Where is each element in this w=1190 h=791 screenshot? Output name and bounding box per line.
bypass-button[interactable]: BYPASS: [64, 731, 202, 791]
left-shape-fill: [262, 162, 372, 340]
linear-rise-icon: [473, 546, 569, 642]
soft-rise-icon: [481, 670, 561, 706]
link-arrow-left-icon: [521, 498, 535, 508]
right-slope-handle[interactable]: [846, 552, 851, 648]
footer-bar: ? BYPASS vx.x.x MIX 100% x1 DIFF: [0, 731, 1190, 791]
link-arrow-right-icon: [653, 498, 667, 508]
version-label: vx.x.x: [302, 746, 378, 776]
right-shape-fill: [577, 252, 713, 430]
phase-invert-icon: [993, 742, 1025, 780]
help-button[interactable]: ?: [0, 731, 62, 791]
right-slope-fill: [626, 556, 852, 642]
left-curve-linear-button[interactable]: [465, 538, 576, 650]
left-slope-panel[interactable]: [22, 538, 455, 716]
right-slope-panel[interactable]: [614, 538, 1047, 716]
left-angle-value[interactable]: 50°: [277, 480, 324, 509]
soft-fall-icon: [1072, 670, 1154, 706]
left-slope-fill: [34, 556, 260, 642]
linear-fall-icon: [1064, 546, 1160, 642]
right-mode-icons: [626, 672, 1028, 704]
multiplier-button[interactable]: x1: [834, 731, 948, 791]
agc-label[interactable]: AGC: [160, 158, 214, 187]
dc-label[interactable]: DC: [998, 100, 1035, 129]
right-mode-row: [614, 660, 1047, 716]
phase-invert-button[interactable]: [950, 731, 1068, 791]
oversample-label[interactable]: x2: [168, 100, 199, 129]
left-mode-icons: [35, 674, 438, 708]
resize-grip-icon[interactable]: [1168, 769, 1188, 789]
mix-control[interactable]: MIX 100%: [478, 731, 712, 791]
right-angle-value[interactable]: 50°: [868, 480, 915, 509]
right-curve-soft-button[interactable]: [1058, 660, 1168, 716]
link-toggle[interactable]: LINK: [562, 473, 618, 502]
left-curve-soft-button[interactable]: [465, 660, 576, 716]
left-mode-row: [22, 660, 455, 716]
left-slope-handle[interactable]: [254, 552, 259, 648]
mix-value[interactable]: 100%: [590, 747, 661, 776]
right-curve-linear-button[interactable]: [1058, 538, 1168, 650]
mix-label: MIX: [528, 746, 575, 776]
...
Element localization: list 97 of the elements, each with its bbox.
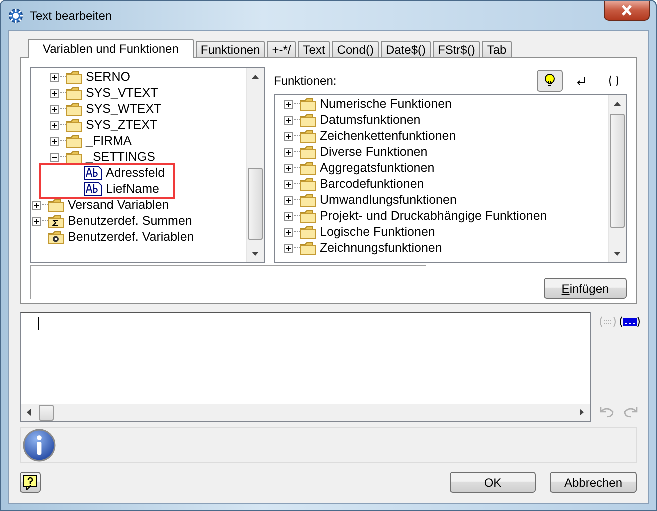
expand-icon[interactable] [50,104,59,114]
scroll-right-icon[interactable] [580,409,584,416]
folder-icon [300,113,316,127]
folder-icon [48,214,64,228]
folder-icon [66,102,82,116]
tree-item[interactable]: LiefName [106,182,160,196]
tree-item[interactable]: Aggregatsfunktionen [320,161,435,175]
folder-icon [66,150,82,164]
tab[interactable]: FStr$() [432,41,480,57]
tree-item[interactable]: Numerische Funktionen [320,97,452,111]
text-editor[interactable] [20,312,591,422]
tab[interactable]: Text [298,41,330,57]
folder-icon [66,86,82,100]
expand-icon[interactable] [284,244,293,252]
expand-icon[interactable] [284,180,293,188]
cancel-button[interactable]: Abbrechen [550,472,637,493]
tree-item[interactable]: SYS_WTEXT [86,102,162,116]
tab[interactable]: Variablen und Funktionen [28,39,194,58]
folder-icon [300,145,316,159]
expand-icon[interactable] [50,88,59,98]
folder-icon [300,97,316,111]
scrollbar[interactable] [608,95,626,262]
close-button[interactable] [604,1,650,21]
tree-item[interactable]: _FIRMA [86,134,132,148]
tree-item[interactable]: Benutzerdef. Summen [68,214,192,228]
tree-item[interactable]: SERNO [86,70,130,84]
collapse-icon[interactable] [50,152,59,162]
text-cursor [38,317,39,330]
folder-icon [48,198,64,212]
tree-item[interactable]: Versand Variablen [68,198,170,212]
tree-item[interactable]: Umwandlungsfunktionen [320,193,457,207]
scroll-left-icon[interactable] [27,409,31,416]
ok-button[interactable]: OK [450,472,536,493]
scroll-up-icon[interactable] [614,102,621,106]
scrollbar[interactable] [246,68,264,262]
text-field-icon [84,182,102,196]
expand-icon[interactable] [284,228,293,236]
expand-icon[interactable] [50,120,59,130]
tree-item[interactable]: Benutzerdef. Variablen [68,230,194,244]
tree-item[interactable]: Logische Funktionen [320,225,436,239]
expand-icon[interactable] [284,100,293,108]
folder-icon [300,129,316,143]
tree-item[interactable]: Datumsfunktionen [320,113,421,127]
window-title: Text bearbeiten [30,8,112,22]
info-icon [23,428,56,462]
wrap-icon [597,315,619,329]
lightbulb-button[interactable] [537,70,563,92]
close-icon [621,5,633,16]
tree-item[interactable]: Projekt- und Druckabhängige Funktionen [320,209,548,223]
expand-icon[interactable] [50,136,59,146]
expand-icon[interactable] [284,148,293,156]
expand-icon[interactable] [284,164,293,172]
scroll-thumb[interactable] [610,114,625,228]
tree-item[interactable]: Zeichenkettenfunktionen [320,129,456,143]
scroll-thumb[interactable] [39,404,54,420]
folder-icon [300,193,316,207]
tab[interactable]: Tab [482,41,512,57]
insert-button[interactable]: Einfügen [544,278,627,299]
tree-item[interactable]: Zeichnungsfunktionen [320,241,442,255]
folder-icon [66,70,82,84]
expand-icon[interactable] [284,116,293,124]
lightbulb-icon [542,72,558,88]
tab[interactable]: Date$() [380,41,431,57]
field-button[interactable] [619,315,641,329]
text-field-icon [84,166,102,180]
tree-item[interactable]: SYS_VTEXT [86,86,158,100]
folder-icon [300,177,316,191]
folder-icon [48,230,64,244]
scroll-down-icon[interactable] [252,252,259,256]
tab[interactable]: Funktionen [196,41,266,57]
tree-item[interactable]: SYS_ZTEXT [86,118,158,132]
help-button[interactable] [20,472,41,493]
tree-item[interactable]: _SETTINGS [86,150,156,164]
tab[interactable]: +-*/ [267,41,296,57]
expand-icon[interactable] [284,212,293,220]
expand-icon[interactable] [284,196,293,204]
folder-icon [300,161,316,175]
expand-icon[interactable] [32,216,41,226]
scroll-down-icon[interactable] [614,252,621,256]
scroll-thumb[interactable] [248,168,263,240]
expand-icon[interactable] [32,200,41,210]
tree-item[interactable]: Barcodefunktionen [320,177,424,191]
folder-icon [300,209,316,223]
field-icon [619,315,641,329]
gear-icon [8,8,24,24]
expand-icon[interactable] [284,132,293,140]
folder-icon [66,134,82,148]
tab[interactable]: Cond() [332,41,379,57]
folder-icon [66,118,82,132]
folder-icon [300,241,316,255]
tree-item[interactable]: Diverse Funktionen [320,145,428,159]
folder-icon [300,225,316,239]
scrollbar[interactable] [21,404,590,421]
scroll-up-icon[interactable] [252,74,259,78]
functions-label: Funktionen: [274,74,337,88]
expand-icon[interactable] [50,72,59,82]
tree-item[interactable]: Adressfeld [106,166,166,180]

§ **Aim**
Can you recast the material from the line with "Where is each" to the line with "footer-bar: ? BYPASS", both included, as a JSON list of strings with one string per line and no blank lines?

§ **Written response**
[
  "Where is each element in this w=1190 h=791 screenshot? Output name and bounding box per line.",
  "bypass-button[interactable]: BYPASS: [64, 731, 202, 791]",
  "left-shape-fill: [262, 162, 372, 340]",
  "linear-rise-icon: [473, 546, 569, 642]",
  "soft-rise-icon: [481, 670, 561, 706]",
  "link-arrow-left-icon: [521, 498, 535, 508]",
  "right-slope-handle[interactable]: [846, 552, 851, 648]",
  "footer-bar: ? BYPASS vx.x.x MIX 100% x1 DIFF: [0, 731, 1190, 791]"
]